▶ _What the task asks_
Copy out the listing that follows, exactly, without its pictures.
** start Data shown **
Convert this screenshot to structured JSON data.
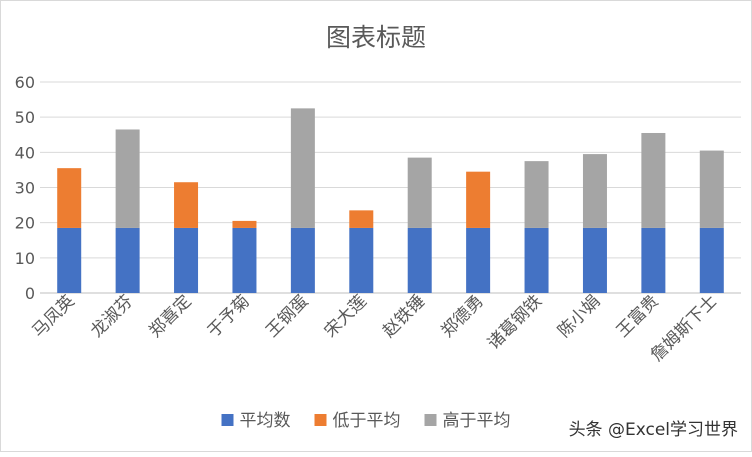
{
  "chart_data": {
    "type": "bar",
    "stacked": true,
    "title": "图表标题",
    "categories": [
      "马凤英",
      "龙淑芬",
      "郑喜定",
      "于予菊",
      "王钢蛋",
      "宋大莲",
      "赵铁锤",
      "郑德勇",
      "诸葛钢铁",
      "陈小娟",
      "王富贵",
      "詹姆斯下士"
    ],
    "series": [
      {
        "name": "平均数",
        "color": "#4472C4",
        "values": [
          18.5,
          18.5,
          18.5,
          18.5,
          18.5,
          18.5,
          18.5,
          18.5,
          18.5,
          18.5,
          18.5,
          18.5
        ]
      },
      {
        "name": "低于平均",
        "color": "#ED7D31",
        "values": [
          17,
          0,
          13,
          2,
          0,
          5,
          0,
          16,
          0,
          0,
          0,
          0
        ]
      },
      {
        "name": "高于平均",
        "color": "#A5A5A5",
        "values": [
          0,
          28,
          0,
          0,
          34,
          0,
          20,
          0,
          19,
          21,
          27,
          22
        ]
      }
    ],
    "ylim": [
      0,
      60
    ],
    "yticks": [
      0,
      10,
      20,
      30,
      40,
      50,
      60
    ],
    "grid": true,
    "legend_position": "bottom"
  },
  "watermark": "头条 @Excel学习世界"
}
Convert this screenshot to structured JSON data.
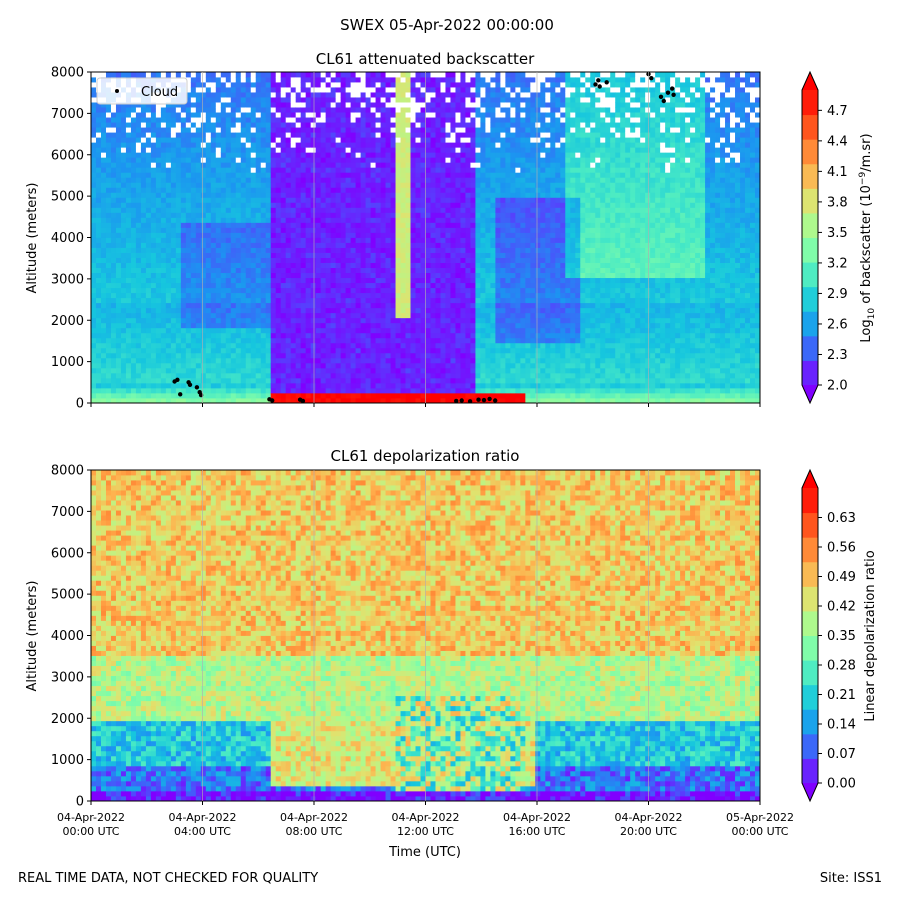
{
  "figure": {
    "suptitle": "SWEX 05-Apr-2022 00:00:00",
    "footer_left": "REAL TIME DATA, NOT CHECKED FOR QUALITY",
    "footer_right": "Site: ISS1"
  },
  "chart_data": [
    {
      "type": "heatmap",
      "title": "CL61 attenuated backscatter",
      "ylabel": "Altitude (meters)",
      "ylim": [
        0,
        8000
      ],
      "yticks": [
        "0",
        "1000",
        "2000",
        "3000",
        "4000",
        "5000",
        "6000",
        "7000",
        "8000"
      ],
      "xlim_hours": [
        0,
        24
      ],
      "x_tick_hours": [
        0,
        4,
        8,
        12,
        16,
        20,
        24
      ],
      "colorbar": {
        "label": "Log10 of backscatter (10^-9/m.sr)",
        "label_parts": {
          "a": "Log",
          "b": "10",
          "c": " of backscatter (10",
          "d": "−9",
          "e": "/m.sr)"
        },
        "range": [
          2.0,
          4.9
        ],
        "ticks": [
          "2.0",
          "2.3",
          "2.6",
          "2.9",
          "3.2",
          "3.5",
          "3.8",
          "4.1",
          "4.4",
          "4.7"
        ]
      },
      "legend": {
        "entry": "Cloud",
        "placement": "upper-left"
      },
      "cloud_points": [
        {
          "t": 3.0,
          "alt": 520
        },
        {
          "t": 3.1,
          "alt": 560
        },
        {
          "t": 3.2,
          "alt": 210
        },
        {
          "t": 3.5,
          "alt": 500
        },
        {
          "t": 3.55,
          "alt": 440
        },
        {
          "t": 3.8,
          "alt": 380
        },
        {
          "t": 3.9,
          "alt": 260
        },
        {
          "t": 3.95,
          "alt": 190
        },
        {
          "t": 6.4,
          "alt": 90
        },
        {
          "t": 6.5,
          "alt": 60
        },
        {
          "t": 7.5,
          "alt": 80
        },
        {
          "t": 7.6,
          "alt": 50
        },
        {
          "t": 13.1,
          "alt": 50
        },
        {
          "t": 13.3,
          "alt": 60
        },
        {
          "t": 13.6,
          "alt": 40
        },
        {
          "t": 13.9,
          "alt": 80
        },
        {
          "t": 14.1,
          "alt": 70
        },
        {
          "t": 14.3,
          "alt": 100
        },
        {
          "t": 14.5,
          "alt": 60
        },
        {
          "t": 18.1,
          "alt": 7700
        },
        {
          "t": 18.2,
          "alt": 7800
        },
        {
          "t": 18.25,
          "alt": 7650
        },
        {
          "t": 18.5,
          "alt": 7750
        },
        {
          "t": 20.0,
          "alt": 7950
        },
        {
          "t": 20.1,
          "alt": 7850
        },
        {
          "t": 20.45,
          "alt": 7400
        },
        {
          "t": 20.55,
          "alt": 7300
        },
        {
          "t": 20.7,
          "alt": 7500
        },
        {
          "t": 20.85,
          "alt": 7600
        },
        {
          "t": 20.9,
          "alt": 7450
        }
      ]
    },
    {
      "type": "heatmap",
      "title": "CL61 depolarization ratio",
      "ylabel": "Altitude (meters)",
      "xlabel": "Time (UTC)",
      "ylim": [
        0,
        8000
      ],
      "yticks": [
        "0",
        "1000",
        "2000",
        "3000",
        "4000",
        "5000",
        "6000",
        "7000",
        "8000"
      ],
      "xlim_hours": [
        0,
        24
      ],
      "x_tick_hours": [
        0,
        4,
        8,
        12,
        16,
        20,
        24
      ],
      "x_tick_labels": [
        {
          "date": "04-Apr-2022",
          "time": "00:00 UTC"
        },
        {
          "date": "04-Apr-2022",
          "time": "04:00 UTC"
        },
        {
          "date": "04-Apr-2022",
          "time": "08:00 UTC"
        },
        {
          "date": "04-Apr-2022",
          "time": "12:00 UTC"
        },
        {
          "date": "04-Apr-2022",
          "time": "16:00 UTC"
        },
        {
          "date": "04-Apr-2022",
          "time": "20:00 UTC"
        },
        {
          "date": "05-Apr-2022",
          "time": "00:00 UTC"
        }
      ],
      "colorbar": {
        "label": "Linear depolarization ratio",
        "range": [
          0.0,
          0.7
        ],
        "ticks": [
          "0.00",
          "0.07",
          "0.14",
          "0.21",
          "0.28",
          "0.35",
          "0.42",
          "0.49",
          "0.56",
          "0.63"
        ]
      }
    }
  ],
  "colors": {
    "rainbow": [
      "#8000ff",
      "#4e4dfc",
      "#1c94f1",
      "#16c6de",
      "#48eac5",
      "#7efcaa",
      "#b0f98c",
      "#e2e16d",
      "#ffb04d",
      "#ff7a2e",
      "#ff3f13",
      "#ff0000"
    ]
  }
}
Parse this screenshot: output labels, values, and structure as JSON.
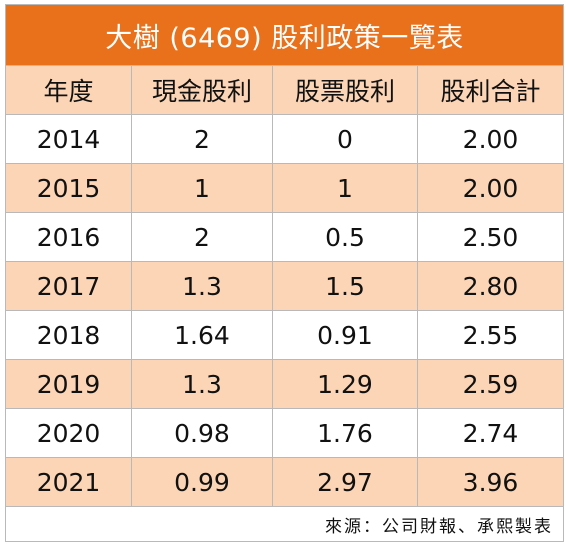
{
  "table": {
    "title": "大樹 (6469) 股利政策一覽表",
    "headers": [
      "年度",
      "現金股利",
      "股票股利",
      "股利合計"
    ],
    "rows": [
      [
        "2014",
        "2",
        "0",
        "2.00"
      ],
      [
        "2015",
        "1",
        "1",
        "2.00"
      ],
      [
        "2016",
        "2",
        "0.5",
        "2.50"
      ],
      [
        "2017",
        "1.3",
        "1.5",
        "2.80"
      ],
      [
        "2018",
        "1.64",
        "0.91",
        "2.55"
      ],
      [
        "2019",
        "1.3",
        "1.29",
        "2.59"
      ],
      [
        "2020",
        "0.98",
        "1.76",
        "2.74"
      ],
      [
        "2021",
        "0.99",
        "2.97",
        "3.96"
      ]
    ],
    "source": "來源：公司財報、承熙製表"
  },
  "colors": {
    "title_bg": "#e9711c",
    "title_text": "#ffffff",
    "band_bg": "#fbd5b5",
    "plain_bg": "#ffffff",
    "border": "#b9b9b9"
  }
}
** end Data shown **
▶ _Full output_
Convert this screenshot to structured JSON data.
{
  "chart_data": {
    "type": "bar",
    "stacked": true,
    "title": "图表标题",
    "categories": [
      "马凤英",
      "龙淑芬",
      "郑喜定",
      "于予菊",
      "王钢蛋",
      "宋大莲",
      "赵铁锤",
      "郑德勇",
      "诸葛钢铁",
      "陈小娟",
      "王富贵",
      "詹姆斯下士"
    ],
    "series": [
      {
        "name": "平均数",
        "color": "#4472C4",
        "values": [
          18.5,
          18.5,
          18.5,
          18.5,
          18.5,
          18.5,
          18.5,
          18.5,
          18.5,
          18.5,
          18.5,
          18.5
        ]
      },
      {
        "name": "低于平均",
        "color": "#ED7D31",
        "values": [
          17,
          0,
          13,
          2,
          0,
          5,
          0,
          16,
          0,
          0,
          0,
          0
        ]
      },
      {
        "name": "高于平均",
        "color": "#A5A5A5",
        "values": [
          0,
          28,
          0,
          0,
          34,
          0,
          20,
          0,
          19,
          21,
          27,
          22
        ]
      }
    ],
    "ylim": [
      0,
      60
    ],
    "yticks": [
      0,
      10,
      20,
      30,
      40,
      50,
      60
    ],
    "grid": true,
    "legend_position": "bottom"
  },
  "watermark": "头条 @Excel学习世界"
}
Convert this screenshot to structured JSON data.
{
  "figure": {
    "suptitle": "SWEX 05-Apr-2022 00:00:00",
    "footer_left": "REAL TIME DATA, NOT CHECKED FOR QUALITY",
    "footer_right": "Site: ISS1"
  },
  "chart_data": [
    {
      "type": "heatmap",
      "title": "CL61 attenuated backscatter",
      "ylabel": "Altitude (meters)",
      "ylim": [
        0,
        8000
      ],
      "yticks": [
        "0",
        "1000",
        "2000",
        "3000",
        "4000",
        "5000",
        "6000",
        "7000",
        "8000"
      ],
      "xlim_hours": [
        0,
        24
      ],
      "x_tick_hours": [
        0,
        4,
        8,
        12,
        16,
        20,
        24
      ],
      "colorbar": {
        "label": "Log10 of backscatter (10^-9/m.sr)",
        "label_parts": {
          "a": "Log",
          "b": "10",
          "c": " of backscatter (10",
          "d": "−9",
          "e": "/m.sr)"
        },
        "range": [
          2.0,
          4.9
        ],
        "ticks": [
          "2.0",
          "2.3",
          "2.6",
          "2.9",
          "3.2",
          "3.5",
          "3.8",
          "4.1",
          "4.4",
          "4.7"
        ]
      },
      "legend": {
        "entry": "Cloud",
        "placement": "upper-left"
      },
      "cloud_points": [
        {
          "t": 3.0,
          "alt": 520
        },
        {
          "t": 3.1,
          "alt": 560
        },
        {
          "t": 3.2,
          "alt": 210
        },
        {
          "t": 3.5,
          "alt": 500
        },
        {
          "t": 3.55,
          "alt": 440
        },
        {
          "t": 3.8,
          "alt": 380
        },
        {
          "t": 3.9,
          "alt": 260
        },
        {
          "t": 3.95,
          "alt": 190
        },
        {
          "t": 6.4,
          "alt": 90
        },
        {
          "t": 6.5,
          "alt": 60
        },
        {
          "t": 7.5,
          "alt": 80
        },
        {
          "t": 7.6,
          "alt": 50
        },
        {
          "t": 13.1,
          "alt": 50
        },
        {
          "t": 13.3,
          "alt": 60
        },
        {
          "t": 13.6,
          "alt": 40
        },
        {
          "t": 13.9,
          "alt": 80
        },
        {
          "t": 14.1,
          "alt": 70
        },
        {
          "t": 14.3,
          "alt": 100
        },
        {
          "t": 14.5,
          "alt": 60
        },
        {
          "t": 18.1,
          "alt": 7700
        },
        {
          "t": 18.2,
          "alt": 7800
        },
        {
          "t": 18.25,
          "alt": 7650
        },
        {
          "t": 18.5,
          "alt": 7750
        },
        {
          "t": 20.0,
          "alt": 7950
        },
        {
          "t": 20.1,
          "alt": 7850
        },
        {
          "t": 20.45,
          "alt": 7400
        },
        {
          "t": 20.55,
          "alt": 7300
        },
        {
          "t": 20.7,
          "alt": 7500
        },
        {
          "t": 20.85,
          "alt": 7600
        },
        {
          "t": 20.9,
          "alt": 7450
        }
      ]
    },
    {
      "type": "heatmap",
      "title": "CL61 depolarization ratio",
      "ylabel": "Altitude (meters)",
      "xlabel": "Time (UTC)",
      "ylim": [
        0,
        8000
      ],
      "yticks": [
        "0",
        "1000",
        "2000",
        "3000",
        "4000",
        "5000",
        "6000",
        "7000",
        "8000"
      ],
      "xlim_hours": [
        0,
        24
      ],
      "x_tick_hours": [
        0,
        4,
        8,
        12,
        16,
        20,
        24
      ],
      "x_tick_labels": [
        {
          "date": "04-Apr-2022",
          "time": "00:00 UTC"
        },
        {
          "date": "04-Apr-2022",
          "time": "04:00 UTC"
        },
        {
          "date": "04-Apr-2022",
          "time": "08:00 UTC"
        },
        {
          "date": "04-Apr-2022",
          "time": "12:00 UTC"
        },
        {
          "date": "04-Apr-2022",
          "time": "16:00 UTC"
        },
        {
          "date": "04-Apr-2022",
          "time": "20:00 UTC"
        },
        {
          "date": "05-Apr-2022",
          "time": "00:00 UTC"
        }
      ],
      "colorbar": {
        "label": "Linear depolarization ratio",
        "range": [
          0.0,
          0.7
        ],
        "ticks": [
          "0.00",
          "0.07",
          "0.14",
          "0.21",
          "0.28",
          "0.35",
          "0.42",
          "0.49",
          "0.56",
          "0.63"
        ]
      }
    }
  ],
  "colors": {
    "rainbow": [
      "#8000ff",
      "#4e4dfc",
      "#1c94f1",
      "#16c6de",
      "#48eac5",
      "#7efcaa",
      "#b0f98c",
      "#e2e16d",
      "#ffb04d",
      "#ff7a2e",
      "#ff3f13",
      "#ff0000"
    ]
  }
}
Parse this screenshot: output labels, values, and structure as JSON.
{
  "table": {
    "title": "大樹 (6469) 股利政策一覽表",
    "headers": [
      "年度",
      "現金股利",
      "股票股利",
      "股利合計"
    ],
    "rows": [
      [
        "2014",
        "2",
        "0",
        "2.00"
      ],
      [
        "2015",
        "1",
        "1",
        "2.00"
      ],
      [
        "2016",
        "2",
        "0.5",
        "2.50"
      ],
      [
        "2017",
        "1.3",
        "1.5",
        "2.80"
      ],
      [
        "2018",
        "1.64",
        "0.91",
        "2.55"
      ],
      [
        "2019",
        "1.3",
        "1.29",
        "2.59"
      ],
      [
        "2020",
        "0.98",
        "1.76",
        "2.74"
      ],
      [
        "2021",
        "0.99",
        "2.97",
        "3.96"
      ]
    ],
    "source": "來源：公司財報、承熙製表"
  },
  "colors": {
    "title_bg": "#e9711c",
    "title_text": "#ffffff",
    "band_bg": "#fbd5b5",
    "plain_bg": "#ffffff",
    "border": "#b9b9b9"
  }
}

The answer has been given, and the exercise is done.